> _REQUIREMENT_
Return all of the data exactly as written, without the pictures.

> _SUPPLIED DATA_
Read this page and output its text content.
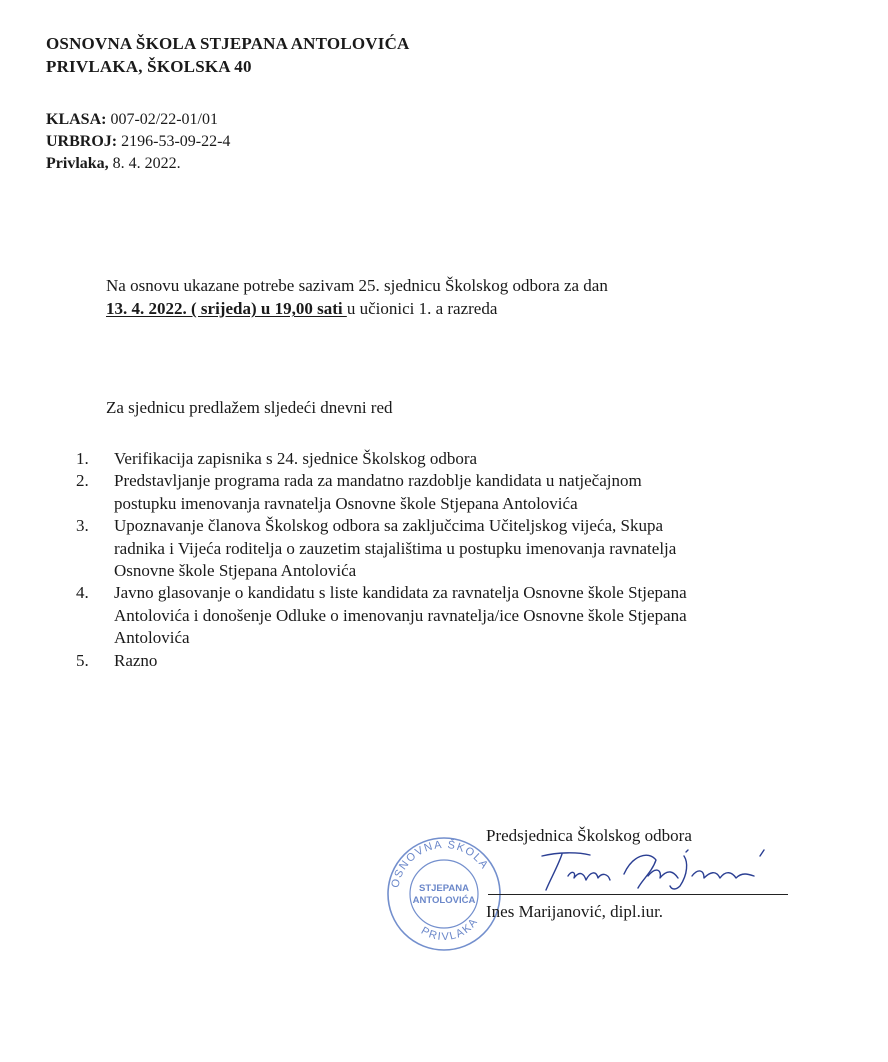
OSNOVNA ŠKOLA STJEPANA ANTOLOVIĆA
PRIVLAKA, ŠKOLSKA 40
KLASA: 007-02/22-01/01
URBROJ: 2196-53-09-22-4
Privlaka, 8. 4. 2022.
Na osnovu ukazane potrebe sazivam 25. sjednicu Školskog odbora za dan
13. 4. 2022. ( srijeda) u 19,00 sati u učionici 1. a razreda
Za sjednicu predlažem sljedeći dnevni red
1.	Verifikacija zapisnika s 24. sjednice Školskog odbora
2.	Predstavljanje programa rada za mandatno razdoblje kandidata u natječajnom
postupku imenovanja ravnatelja Osnovne škole Stjepana Antolovića
3.	Upoznavanje članova Školskog odbora sa zaključcima Učiteljskog vijeća, Skupa
radnika i Vijeća roditelja o zauzetim stajalištima u postupku imenovanja ravnatelja
Osnovne škole Stjepana Antolovića
4.	Javno glasovanje o kandidatu s liste kandidata za ravnatelja Osnovne škole Stjepana
Antolovića i donošenje Odluke o imenovanju ravnatelja/ice Osnovne škole Stjepana
Antolovića
5.	Razno
OSNOVNA ŠKOLA
PRIVLAKA
STJEPANA
ANTOLOVIĆA
Predsjednica Školskog odbora
Ines Marijanović, dipl.iur.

> _TASK RESPONSE_
Read this page and output its text content.
OSNOVNA ŠKOLA STJEPANA ANTOLOVIĆA
PRIVLAKA, ŠKOLSKA 40
KLASA: 007-02/22-01/01
URBROJ: 2196-53-09-22-4
Privlaka, 8. 4. 2022.
Na osnovu ukazane potrebe sazivam 25. sjednicu Školskog odbora za dan
13. 4. 2022. ( srijeda) u 19,00 sati u učionici 1. a razreda
Za sjednicu predlažem sljedeći dnevni red
1.	Verifikacija zapisnika s 24. sjednice Školskog odbora
2.	Predstavljanje programa rada za mandatno razdoblje kandidata u natječajnom
postupku imenovanja ravnatelja Osnovne škole Stjepana Antolovića
3.	Upoznavanje članova Školskog odbora sa zaključcima Učiteljskog vijeća, Skupa
radnika i Vijeća roditelja o zauzetim stajalištima u postupku imenovanja ravnatelja
Osnovne škole Stjepana Antolovića
4.	Javno glasovanje o kandidatu s liste kandidata za ravnatelja Osnovne škole Stjepana
Antolovića i donošenje Odluke o imenovanju ravnatelja/ice Osnovne škole Stjepana
Antolovića
5.	Razno
OSNOVNA ŠKOLA
PRIVLAKA
STJEPANA
ANTOLOVIĆA
Predsjednica Školskog odbora
Ines Marijanović, dipl.iur.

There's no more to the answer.